■ Data in this exercise ■
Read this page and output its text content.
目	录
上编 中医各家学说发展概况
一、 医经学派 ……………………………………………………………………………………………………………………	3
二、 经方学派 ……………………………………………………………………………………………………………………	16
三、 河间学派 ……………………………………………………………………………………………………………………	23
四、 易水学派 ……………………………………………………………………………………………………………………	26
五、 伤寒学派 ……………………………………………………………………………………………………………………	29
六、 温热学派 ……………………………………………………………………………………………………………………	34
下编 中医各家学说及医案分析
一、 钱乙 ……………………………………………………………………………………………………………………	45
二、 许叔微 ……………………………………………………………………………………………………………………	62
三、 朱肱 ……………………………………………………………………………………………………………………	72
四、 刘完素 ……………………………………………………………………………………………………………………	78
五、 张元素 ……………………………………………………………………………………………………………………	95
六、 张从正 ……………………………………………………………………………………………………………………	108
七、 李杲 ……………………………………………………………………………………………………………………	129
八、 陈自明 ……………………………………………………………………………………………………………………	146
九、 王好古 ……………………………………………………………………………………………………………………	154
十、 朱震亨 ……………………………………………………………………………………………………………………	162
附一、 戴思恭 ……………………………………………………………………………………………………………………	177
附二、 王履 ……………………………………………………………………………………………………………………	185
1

■ Given request ■
All records above must be set down exactly, please.

■ Final result ■
Read this page and output its text content.
目	录
上编 中医各家学说发展概况
一、 医经学派 ……………………………………………………………………………………………………………………	3
二、 经方学派 ……………………………………………………………………………………………………………………	16
三、 河间学派 ……………………………………………………………………………………………………………………	23
四、 易水学派 ……………………………………………………………………………………………………………………	26
五、 伤寒学派 ……………………………………………………………………………………………………………………	29
六、 温热学派 ……………………………………………………………………………………………………………………	34
下编 中医各家学说及医案分析
一、 钱乙 ……………………………………………………………………………………………………………………	45
二、 许叔微 ……………………………………………………………………………………………………………………	62
三、 朱肱 ……………………………………………………………………………………………………………………	72
四、 刘完素 ……………………………………………………………………………………………………………………	78
五、 张元素 ……………………………………………………………………………………………………………………	95
六、 张从正 ……………………………………………………………………………………………………………………	108
七、 李杲 ……………………………………………………………………………………………………………………	129
八、 陈自明 ……………………………………………………………………………………………………………………	146
九、 王好古 ……………………………………………………………………………………………………………………	154
十、 朱震亨 ……………………………………………………………………………………………………………………	162
附一、 戴思恭 ……………………………………………………………………………………………………………………	177
附二、 王履 ……………………………………………………………………………………………………………………	185
1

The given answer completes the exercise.